● Exercise input:
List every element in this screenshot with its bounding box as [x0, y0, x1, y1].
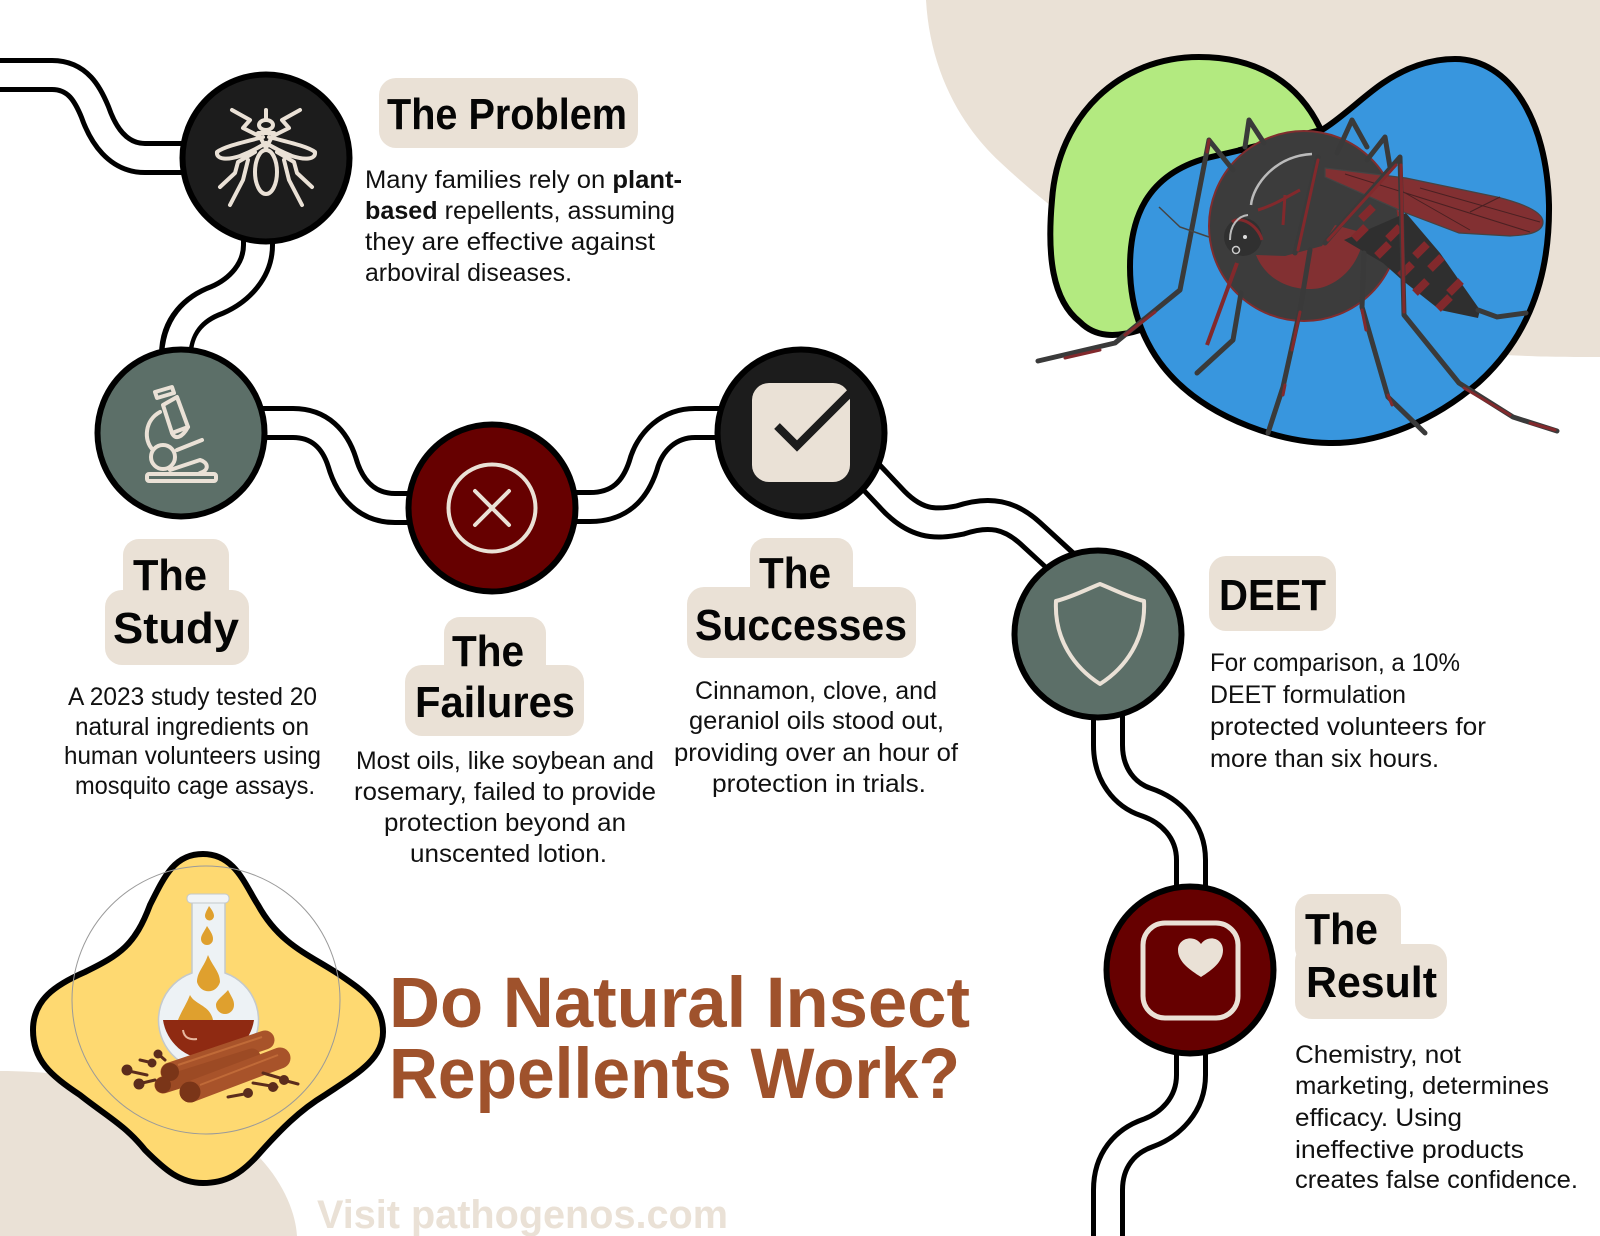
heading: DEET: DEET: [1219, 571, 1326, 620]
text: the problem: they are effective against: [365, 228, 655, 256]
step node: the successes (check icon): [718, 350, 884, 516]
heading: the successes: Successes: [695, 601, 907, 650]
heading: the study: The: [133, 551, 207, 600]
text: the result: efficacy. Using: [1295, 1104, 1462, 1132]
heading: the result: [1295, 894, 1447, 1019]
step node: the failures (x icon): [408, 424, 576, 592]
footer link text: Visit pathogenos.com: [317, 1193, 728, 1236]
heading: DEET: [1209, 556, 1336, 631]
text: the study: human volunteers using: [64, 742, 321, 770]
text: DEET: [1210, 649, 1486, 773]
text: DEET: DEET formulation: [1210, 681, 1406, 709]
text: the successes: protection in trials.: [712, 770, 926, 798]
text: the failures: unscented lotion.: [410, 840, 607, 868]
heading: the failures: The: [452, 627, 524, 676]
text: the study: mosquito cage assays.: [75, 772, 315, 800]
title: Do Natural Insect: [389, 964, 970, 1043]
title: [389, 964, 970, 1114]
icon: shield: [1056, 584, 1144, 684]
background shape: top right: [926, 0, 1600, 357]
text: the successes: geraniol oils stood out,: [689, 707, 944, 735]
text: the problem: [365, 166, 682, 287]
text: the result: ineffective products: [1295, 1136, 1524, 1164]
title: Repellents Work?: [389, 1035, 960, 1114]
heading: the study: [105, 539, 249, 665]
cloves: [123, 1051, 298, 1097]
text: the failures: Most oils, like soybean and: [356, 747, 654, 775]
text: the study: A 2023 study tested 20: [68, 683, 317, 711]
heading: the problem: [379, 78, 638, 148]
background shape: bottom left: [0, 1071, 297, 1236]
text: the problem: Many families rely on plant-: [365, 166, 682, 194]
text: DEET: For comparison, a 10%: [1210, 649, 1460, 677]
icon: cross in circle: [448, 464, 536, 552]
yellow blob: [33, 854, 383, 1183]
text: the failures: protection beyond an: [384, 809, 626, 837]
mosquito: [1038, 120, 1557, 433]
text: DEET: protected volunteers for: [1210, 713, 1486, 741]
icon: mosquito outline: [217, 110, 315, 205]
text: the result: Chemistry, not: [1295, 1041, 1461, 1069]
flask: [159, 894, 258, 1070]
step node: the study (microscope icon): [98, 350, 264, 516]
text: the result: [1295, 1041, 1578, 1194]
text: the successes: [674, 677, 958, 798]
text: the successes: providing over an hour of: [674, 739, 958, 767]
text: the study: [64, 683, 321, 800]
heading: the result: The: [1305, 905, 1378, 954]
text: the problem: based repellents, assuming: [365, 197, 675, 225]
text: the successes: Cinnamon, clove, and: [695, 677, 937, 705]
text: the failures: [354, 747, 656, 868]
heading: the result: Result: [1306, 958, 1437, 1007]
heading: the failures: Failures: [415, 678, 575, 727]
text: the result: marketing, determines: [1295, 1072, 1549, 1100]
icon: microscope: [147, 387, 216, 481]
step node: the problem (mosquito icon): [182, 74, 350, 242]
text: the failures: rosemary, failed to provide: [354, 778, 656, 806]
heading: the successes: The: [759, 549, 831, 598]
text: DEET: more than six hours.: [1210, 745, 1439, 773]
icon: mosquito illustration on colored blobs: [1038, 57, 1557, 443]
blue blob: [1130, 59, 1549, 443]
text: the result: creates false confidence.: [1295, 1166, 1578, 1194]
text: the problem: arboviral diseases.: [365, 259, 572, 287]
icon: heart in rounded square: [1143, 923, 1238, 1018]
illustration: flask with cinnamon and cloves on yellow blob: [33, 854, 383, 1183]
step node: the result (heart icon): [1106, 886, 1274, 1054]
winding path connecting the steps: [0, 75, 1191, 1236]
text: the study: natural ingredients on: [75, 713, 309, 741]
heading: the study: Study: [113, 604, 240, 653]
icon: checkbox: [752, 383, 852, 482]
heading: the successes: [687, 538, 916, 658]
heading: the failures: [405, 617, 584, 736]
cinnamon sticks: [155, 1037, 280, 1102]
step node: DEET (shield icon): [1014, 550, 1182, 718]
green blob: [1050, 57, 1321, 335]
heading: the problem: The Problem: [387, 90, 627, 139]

● Required action: Without the pictures, write out the whole listing exactly as it appears.

● Answer to the problem:
List every element in this screenshot with its bounding box as [x0, y0, x1, y1].
heading: DEET: DEET: [1219, 571, 1326, 620]
text: the problem: they are effective against: [365, 228, 655, 256]
step node: the successes (check icon): [718, 350, 884, 516]
heading: the successes: Successes: [695, 601, 907, 650]
heading: the study: The: [133, 551, 207, 600]
text: the result: efficacy. Using: [1295, 1104, 1462, 1132]
heading: the result: [1295, 894, 1447, 1019]
step node: the failures (x icon): [408, 424, 576, 592]
footer link text: Visit pathogenos.com: [317, 1193, 728, 1236]
heading: DEET: [1209, 556, 1336, 631]
text: the study: human volunteers using: [64, 742, 321, 770]
text: DEET: [1210, 649, 1486, 773]
text: DEET: DEET formulation: [1210, 681, 1406, 709]
text: the successes: protection in trials.: [712, 770, 926, 798]
text: the failures: unscented lotion.: [410, 840, 607, 868]
heading: the failures: The: [452, 627, 524, 676]
text: the study: mosquito cage assays.: [75, 772, 315, 800]
title: Do Natural Insect: [389, 964, 970, 1043]
title: [389, 964, 970, 1114]
icon: shield: [1056, 584, 1144, 684]
background shape: top right: [926, 0, 1600, 357]
text: the successes: geraniol oils stood out,: [689, 707, 944, 735]
text: the problem: [365, 166, 682, 287]
text: the result: ineffective products: [1295, 1136, 1524, 1164]
title: Repellents Work?: [389, 1035, 960, 1114]
heading: the study: [105, 539, 249, 665]
cloves: [123, 1051, 298, 1097]
text: the failures: Most oils, like soybean and: [356, 747, 654, 775]
text: the study: A 2023 study tested 20: [68, 683, 317, 711]
heading: the problem: [379, 78, 638, 148]
background shape: bottom left: [0, 1071, 297, 1236]
text: the problem: Many families rely on plant-: [365, 166, 682, 194]
text: DEET: For comparison, a 10%: [1210, 649, 1460, 677]
icon: cross in circle: [448, 464, 536, 552]
yellow blob: [33, 854, 383, 1183]
text: the failures: protection beyond an: [384, 809, 626, 837]
mosquito: [1038, 120, 1557, 433]
text: DEET: protected volunteers for: [1210, 713, 1486, 741]
icon: mosquito outline: [217, 110, 315, 205]
text: the result: Chemistry, not: [1295, 1041, 1461, 1069]
flask: [159, 894, 258, 1070]
step node: the study (microscope icon): [98, 350, 264, 516]
text: the result: [1295, 1041, 1578, 1194]
text: the successes: [674, 677, 958, 798]
text: the successes: providing over an hour of: [674, 739, 958, 767]
text: the study: [64, 683, 321, 800]
heading: the result: The: [1305, 905, 1378, 954]
text: the problem: based repellents, assuming: [365, 197, 675, 225]
text: the successes: Cinnamon, clove, and: [695, 677, 937, 705]
text: the failures: [354, 747, 656, 868]
heading: the result: Result: [1306, 958, 1437, 1007]
heading: the failures: Failures: [415, 678, 575, 727]
text: the result: marketing, determines: [1295, 1072, 1549, 1100]
icon: microscope: [147, 387, 216, 481]
step node: the problem (mosquito icon): [182, 74, 350, 242]
text: the failures: rosemary, failed to provide: [354, 778, 656, 806]
heading: the successes: The: [759, 549, 831, 598]
text: DEET: more than six hours.: [1210, 745, 1439, 773]
icon: mosquito illustration on colored blobs: [1038, 57, 1557, 443]
blue blob: [1130, 59, 1549, 443]
text: the result: creates false confidence.: [1295, 1166, 1578, 1194]
text: the problem: arboviral diseases.: [365, 259, 572, 287]
icon: heart in rounded square: [1143, 923, 1238, 1018]
illustration: flask with cinnamon and cloves on yellow blob: [33, 854, 383, 1183]
step node: the result (heart icon): [1106, 886, 1274, 1054]
winding path connecting the steps: [0, 75, 1191, 1236]
text: the study: natural ingredients on: [75, 713, 309, 741]
heading: the study: Study: [113, 604, 240, 653]
icon: checkbox: [752, 383, 852, 482]
heading: the successes: [687, 538, 916, 658]
heading: the failures: [405, 617, 584, 736]
cinnamon sticks: [155, 1037, 280, 1102]
step node: DEET (shield icon): [1014, 550, 1182, 718]
green blob: [1050, 57, 1321, 335]
heading: the problem: The Problem: [387, 90, 627, 139]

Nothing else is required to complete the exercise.